▶ **What to work on**:
Would you quote every entry exactly, dropping only the pictures?

▶ **Information supplied**:

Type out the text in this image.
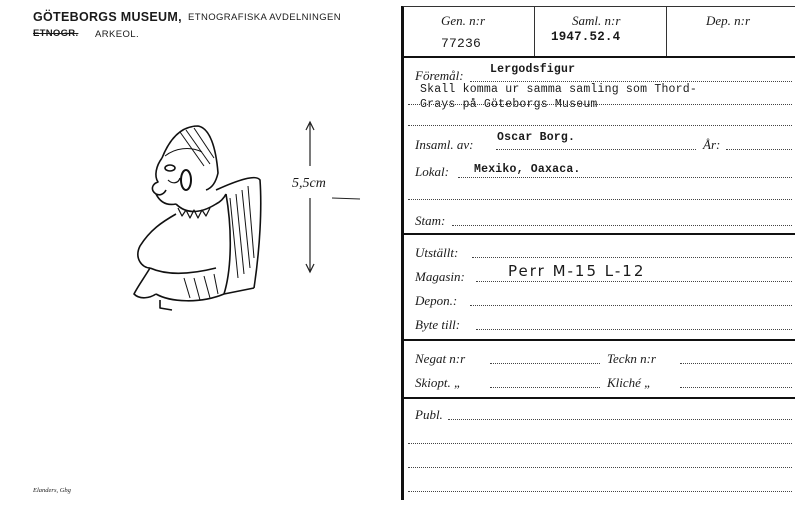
GÖTEBORGS MUSEUM, ETNOGRAFISKA AVDELNINGEN
ETNOGR. ARKEOL.
5,5cm
Elanders, Gbg
Gen. n:r
77236
Saml. n:r
1947.52.4
Dep. n:r
Föremål: Lergodsfigur
Skall komma ur samma samling som Thord-
Grays på Göteborgs Museum
Insaml. av: Oscar Borg.	År:
Lokal: Mexiko, Oaxaca.
Stam:
Utställt:
Magasin:	Perr M-15 L-12
Depon.:
Byte till:
Negat n:r	Teckn n:r
Skiopt. „	Kliché „
Publ.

▶ **Response to this exercise**:
Type out the text in this image.
GÖTEBORGS MUSEUM, ETNOGRAFISKA AVDELNINGEN
ETNOGR. ARKEOL.
5,5cm
Elanders, Gbg
Gen. n:r
77236
Saml. n:r
1947.52.4
Dep. n:r
Föremål: Lergodsfigur
Skall komma ur samma samling som Thord-
Grays på Göteborgs Museum
Insaml. av: Oscar Borg.	År:
Lokal: Mexiko, Oaxaca.
Stam:
Utställt:
Magasin:	Perr M-15 L-12
Depon.:
Byte till:
Negat n:r	Teckn n:r
Skiopt. „	Kliché „
Publ.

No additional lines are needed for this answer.